Review the material and extract every line in which the word "ymax" occurs.

━━ RECORDS PROVIDED

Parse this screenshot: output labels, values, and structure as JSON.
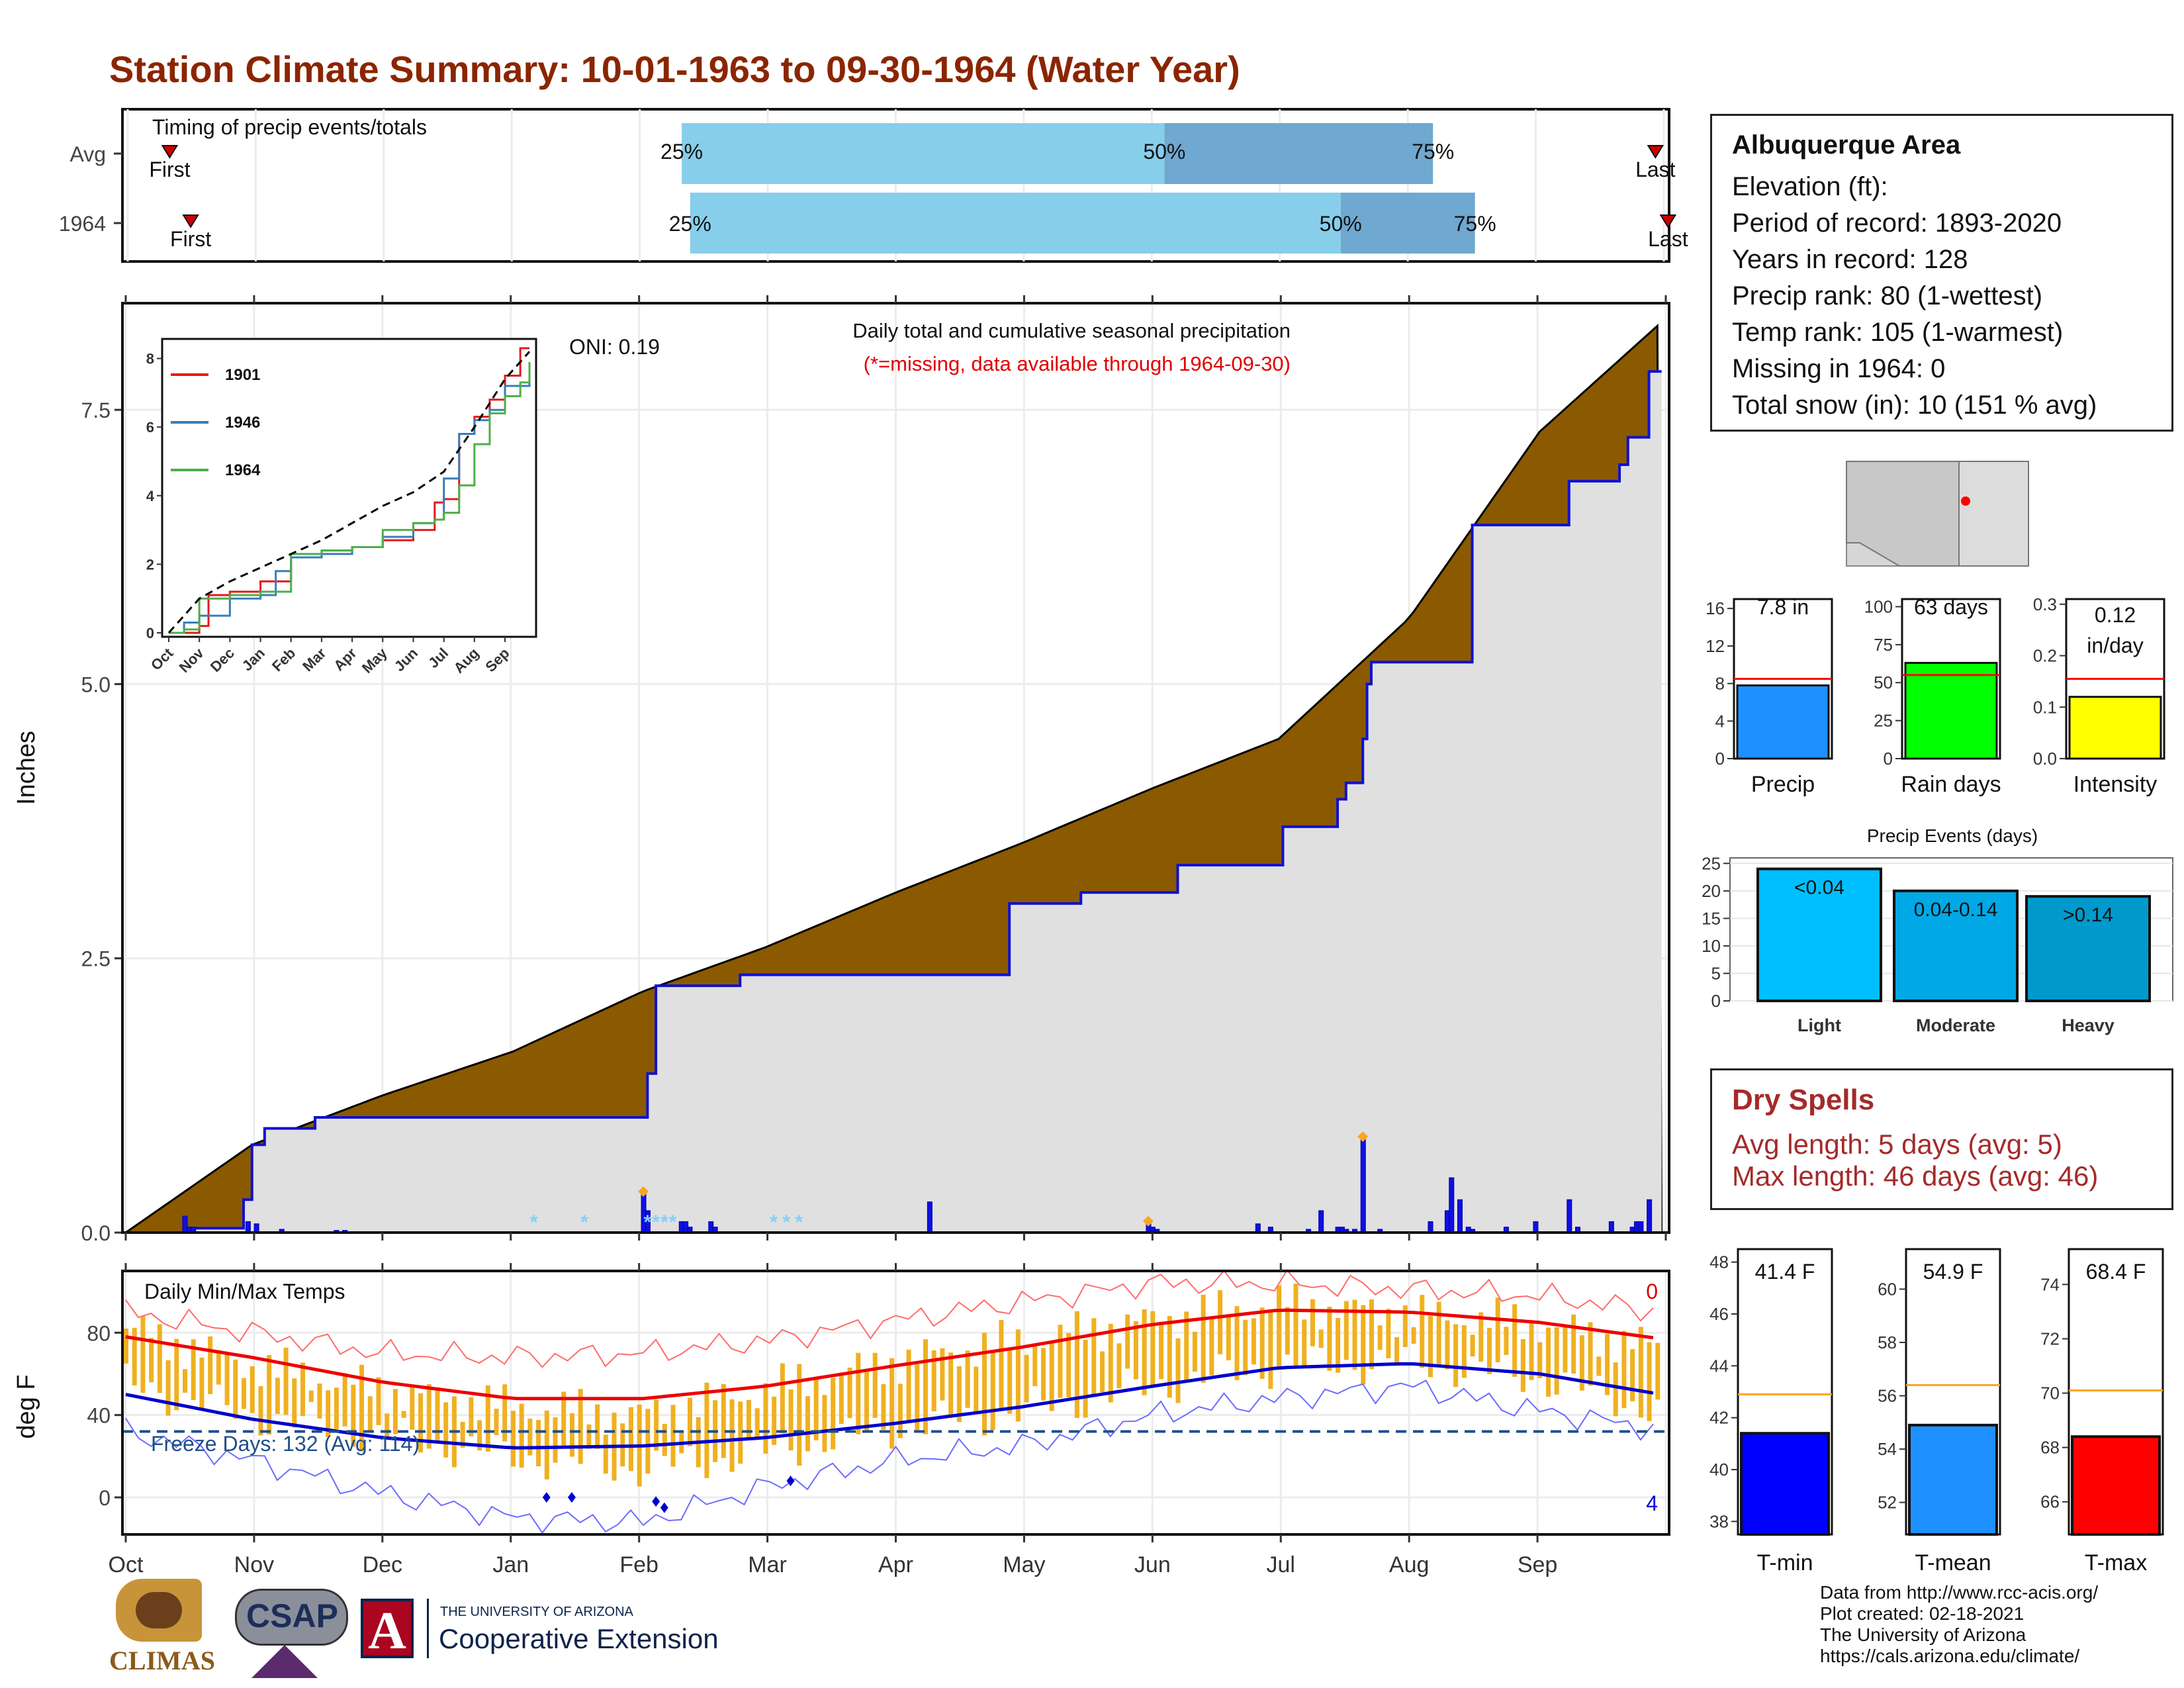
{
  "title": "Station Climate Summary: 10-01-1963 to 09-30-1964 (Water Year)",
  "timing": {
    "label": "Timing of precip events/totals",
    "rows": [
      {
        "name": "Avg",
        "first_label": "First",
        "last_label": "Last",
        "p25": "25%",
        "p50": "50%",
        "p75": "75%",
        "first": 10,
        "q25": 132,
        "q50": 247,
        "q75": 311,
        "last": 364
      },
      {
        "name": "1964",
        "first_label": "First",
        "last_label": "Last",
        "p25": "25%",
        "p50": "50%",
        "p75": "75%",
        "first": 15,
        "q25": 134,
        "q50": 289,
        "q75": 321,
        "last": 367
      }
    ]
  },
  "precip_panel": {
    "ylabel": "Inches",
    "caption": "Daily total and cumulative seasonal precipitation",
    "missing_note": "(*=missing, data available through 1964-09-30)",
    "oni": "ONI: 0.19",
    "y_ticks": [
      "0.0",
      "2.5",
      "5.0",
      "7.5"
    ]
  },
  "inset": {
    "series": [
      {
        "name": "1901",
        "color": "#e41a1c"
      },
      {
        "name": "1946",
        "color": "#377eb8"
      },
      {
        "name": "1964",
        "color": "#4daf4a"
      }
    ],
    "y_ticks": [
      "0",
      "2",
      "4",
      "6",
      "8"
    ],
    "x_ticks": [
      "Oct",
      "Nov",
      "Dec",
      "Jan",
      "Feb",
      "Mar",
      "Apr",
      "May",
      "Jun",
      "Jul",
      "Aug",
      "Sep"
    ]
  },
  "temp_panel": {
    "ylabel": "deg F",
    "label": "Daily Min/Max Temps",
    "freeze_days": "Freeze Days: 132 (Avg: 114)",
    "count_top": "0",
    "count_bottom": "4",
    "y_ticks": [
      "0",
      "40",
      "80"
    ]
  },
  "months": [
    "Oct",
    "Nov",
    "Dec",
    "Jan",
    "Feb",
    "Mar",
    "Apr",
    "May",
    "Jun",
    "Jul",
    "Aug",
    "Sep"
  ],
  "info_box": {
    "station": "Albuquerque Area",
    "elevation": "Elevation (ft):",
    "period": "Period of record: 1893-2020",
    "years": "Years in record: 128",
    "precip_rank": "Precip rank: 80 (1-wettest)",
    "temp_rank": "Temp rank: 105 (1-warmest)",
    "missing": "Missing in 1964: 0",
    "snow": "Total snow (in): 10 (151 % avg)"
  },
  "stat_bars": [
    {
      "name": "Precip",
      "value_label": "7.8 in",
      "value": 7.8,
      "avg": 8.5,
      "ymax": 17,
      "ticks": [
        "0",
        "4",
        "8",
        "12",
        "16"
      ],
      "tick_vals": [
        0,
        4,
        8,
        12,
        16
      ],
      "color": "#1e90ff"
    },
    {
      "name": "Rain days",
      "value_label": "63 days",
      "value": 63,
      "avg": 55,
      "ymax": 105,
      "ticks": [
        "0",
        "25",
        "50",
        "75",
        "100"
      ],
      "tick_vals": [
        0,
        25,
        50,
        75,
        100
      ],
      "color": "#00ff00"
    },
    {
      "name": "Intensity",
      "value_label": "0.12 in/day",
      "value": 0.12,
      "avg": 0.155,
      "ymax": 0.31,
      "ticks": [
        "0.0",
        "0.1",
        "0.2",
        "0.3"
      ],
      "tick_vals": [
        0,
        0.1,
        0.2,
        0.3
      ],
      "color": "#ffff00"
    }
  ],
  "precip_events": {
    "title": "Precip Events (days)",
    "y_ticks": [
      "0",
      "5",
      "10",
      "15",
      "20",
      "25"
    ],
    "categories": [
      "Light",
      "Moderate",
      "Heavy"
    ],
    "bar_labels": [
      "<0.04",
      "0.04-0.14",
      ">0.14"
    ],
    "values": [
      24,
      20,
      19
    ],
    "colors": [
      "#00bfff",
      "#00a9e6",
      "#0099cc"
    ]
  },
  "dry_spells": {
    "title": "Dry Spells",
    "avg_length": "Avg length: 5 days (avg: 5)",
    "max_length": "Max length: 46 days (avg: 46)"
  },
  "temp_bars": [
    {
      "name": "T-min",
      "value_label": "41.4 F",
      "value": 41.4,
      "avg": 42.9,
      "ymin": 37.5,
      "ymax": 48.5,
      "ticks": [
        "38",
        "40",
        "42",
        "44",
        "46",
        "48"
      ],
      "tick_vals": [
        38,
        40,
        42,
        44,
        46,
        48
      ],
      "color": "#0000ff"
    },
    {
      "name": "T-mean",
      "value_label": "54.9 F",
      "value": 54.9,
      "avg": 56.4,
      "ymin": 50.8,
      "ymax": 61.5,
      "ticks": [
        "52",
        "54",
        "56",
        "58",
        "60"
      ],
      "tick_vals": [
        52,
        54,
        56,
        58,
        60
      ],
      "color": "#1e90ff"
    },
    {
      "name": "T-max",
      "value_label": "68.4 F",
      "value": 68.4,
      "avg": 70.1,
      "ymin": 64.8,
      "ymax": 75.3,
      "ticks": [
        "66",
        "68",
        "70",
        "72",
        "74"
      ],
      "tick_vals": [
        66,
        68,
        70,
        72,
        74
      ],
      "color": "#ff0000"
    }
  ],
  "credits": {
    "line1": "Data from http://www.rcc-acis.org/",
    "line2": "Plot created: 02-18-2021",
    "line3": "The University of Arizona",
    "line4": "https://cals.arizona.edu/climate/"
  },
  "logos": {
    "climas": "CLIMAS",
    "csap": "CSAP",
    "ua_line1": "THE UNIVERSITY OF ARIZONA",
    "ua_line2": "Cooperative Extension"
  },
  "chart_data": [
    {
      "type": "area",
      "title": "Daily total and cumulative seasonal precipitation",
      "ylabel": "Inches",
      "ylim": [
        0,
        8.3
      ],
      "cumulative_avg": {
        "x_day": [
          0,
          30,
          61,
          92,
          123,
          152,
          183,
          213,
          244,
          274,
          305,
          336,
          365
        ],
        "y": [
          0,
          0.8,
          1.25,
          1.65,
          2.2,
          2.6,
          3.1,
          3.55,
          4.05,
          4.5,
          5.6,
          7.3,
          8.3
        ]
      },
      "cumulative_1964": {
        "x_day": [
          0,
          15,
          28,
          30,
          33,
          45,
          123,
          124,
          126,
          146,
          184,
          210,
          227,
          250,
          272,
          275,
          288,
          290,
          294,
          295,
          296,
          319,
          320,
          340,
          343,
          355,
          357,
          362,
          365
        ],
        "y": [
          0,
          0.04,
          0.3,
          0.8,
          0.95,
          1.05,
          1.05,
          1.45,
          2.25,
          2.35,
          2.35,
          3.0,
          3.1,
          3.35,
          3.35,
          3.7,
          3.95,
          4.1,
          4.5,
          5.0,
          5.2,
          5.2,
          6.45,
          6.45,
          6.85,
          7.0,
          7.25,
          7.85,
          7.85
        ]
      },
      "daily_bars": {
        "x_day": [
          14,
          15,
          16,
          29,
          31,
          37,
          50,
          52,
          123,
          124,
          132,
          133,
          134,
          139,
          140,
          191,
          243,
          244,
          245,
          269,
          272,
          281,
          284,
          288,
          289,
          290,
          292,
          294,
          298,
          310,
          314,
          315,
          317,
          319,
          320,
          328,
          335,
          343,
          345,
          353,
          358,
          359,
          360,
          362
        ],
        "y": [
          0.15,
          0.05,
          0.05,
          0.1,
          0.08,
          0.03,
          0.02,
          0.02,
          0.35,
          0.2,
          0.1,
          0.1,
          0.05,
          0.1,
          0.05,
          0.28,
          0.08,
          0.05,
          0.03,
          0.08,
          0.05,
          0.03,
          0.2,
          0.05,
          0.05,
          0.03,
          0.03,
          0.85,
          0.03,
          0.1,
          0.2,
          0.5,
          0.3,
          0.05,
          0.03,
          0.05,
          0.1,
          0.3,
          0.05,
          0.1,
          0.05,
          0.1,
          0.1,
          0.3
        ]
      },
      "snow_marks_day": [
        97,
        109,
        124,
        126,
        128,
        130,
        154,
        157,
        160
      ]
    },
    {
      "type": "line",
      "series": [
        {
          "name": "1901",
          "x_month": [
            0,
            1,
            1.3,
            2,
            3,
            4,
            5,
            6,
            7,
            8,
            8.7,
            9,
            9.5,
            10,
            10.5,
            11,
            11.5,
            11.8
          ],
          "y": [
            0,
            0.2,
            1.1,
            1.2,
            1.5,
            2.2,
            2.4,
            2.5,
            2.7,
            3.0,
            3.8,
            3.9,
            5.8,
            6.3,
            6.8,
            7.5,
            8.3,
            8.3
          ]
        },
        {
          "name": "1946",
          "x_month": [
            0,
            0.5,
            1,
            2,
            3,
            3.5,
            4,
            5,
            6,
            7,
            8,
            8.7,
            9,
            9.5,
            10,
            10.5,
            11,
            11.8
          ],
          "y": [
            0,
            0.3,
            0.5,
            1.0,
            1.1,
            1.8,
            2.2,
            2.3,
            2.5,
            2.8,
            3.2,
            3.3,
            4.5,
            5.8,
            6.2,
            6.5,
            7.2,
            7.5
          ]
        },
        {
          "name": "1964",
          "x_month": [
            0,
            0.5,
            1,
            2,
            3,
            4,
            5,
            6,
            7,
            8,
            8.7,
            9,
            9.5,
            10,
            10.5,
            11,
            11.5,
            11.8
          ],
          "y": [
            0,
            0.1,
            1.0,
            1.1,
            1.2,
            2.3,
            2.4,
            2.5,
            3.0,
            3.2,
            3.3,
            3.5,
            4.3,
            5.5,
            6.4,
            6.9,
            7.3,
            7.9
          ]
        },
        {
          "name": "avg",
          "x_month": [
            0,
            1,
            2,
            3,
            4,
            5,
            6,
            7,
            8,
            9,
            10,
            11,
            11.8
          ],
          "y": [
            0,
            1.0,
            1.5,
            1.9,
            2.3,
            2.7,
            3.2,
            3.7,
            4.1,
            4.7,
            6.0,
            7.4,
            8.2
          ]
        }
      ],
      "xlabel": "",
      "ylabel": "",
      "ylim": [
        0,
        8.3
      ]
    },
    {
      "type": "area",
      "title": "Daily Min/Max Temps",
      "ylabel": "deg F",
      "ylim": [
        -18,
        110
      ],
      "freeze_line": 32,
      "normal_max": {
        "x_day": [
          0,
          30,
          61,
          92,
          123,
          152,
          183,
          213,
          244,
          274,
          305,
          336,
          365
        ],
        "y": [
          78,
          68,
          56,
          48,
          48,
          54,
          64,
          73,
          84,
          91,
          90,
          85,
          77
        ]
      },
      "normal_min": {
        "x_day": [
          0,
          30,
          61,
          92,
          123,
          152,
          183,
          213,
          244,
          274,
          305,
          336,
          365
        ],
        "y": [
          50,
          38,
          29,
          24,
          25,
          29,
          36,
          44,
          54,
          63,
          65,
          60,
          50
        ]
      },
      "record_max": {
        "x_day": [
          0,
          30,
          61,
          92,
          123,
          152,
          183,
          213,
          244,
          274,
          305,
          336,
          365
        ],
        "y": [
          90,
          80,
          70,
          68,
          70,
          76,
          86,
          95,
          104,
          104,
          101,
          98,
          90
        ]
      },
      "record_min": {
        "x_day": [
          0,
          30,
          61,
          92,
          123,
          152,
          183,
          213,
          244,
          274,
          305,
          336,
          365
        ],
        "y": [
          32,
          18,
          2,
          -10,
          -12,
          5,
          18,
          25,
          40,
          48,
          54,
          42,
          33
        ]
      },
      "tmax_1964": {
        "x_day": [
          0,
          30,
          61,
          92,
          123,
          152,
          183,
          213,
          244,
          274,
          305,
          336,
          365
        ],
        "y": [
          82,
          64,
          52,
          44,
          40,
          52,
          66,
          76,
          86,
          94,
          89,
          84,
          72
        ]
      },
      "tmin_1964": {
        "x_day": [
          0,
          30,
          61,
          92,
          123,
          152,
          183,
          213,
          244,
          274,
          305,
          336,
          365
        ],
        "y": [
          55,
          40,
          30,
          20,
          14,
          22,
          34,
          42,
          54,
          64,
          66,
          58,
          42
        ]
      },
      "freeze_days": 132
    }
  ]
}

━━━━

▶ [COMPLETE OUTPUT]
      "ymax": 17,
      "ymax": 105,
      "ymax": 0.31,
      "ymax": 48.5,
      "ymax": 61.5,
      "ymax": 75.3,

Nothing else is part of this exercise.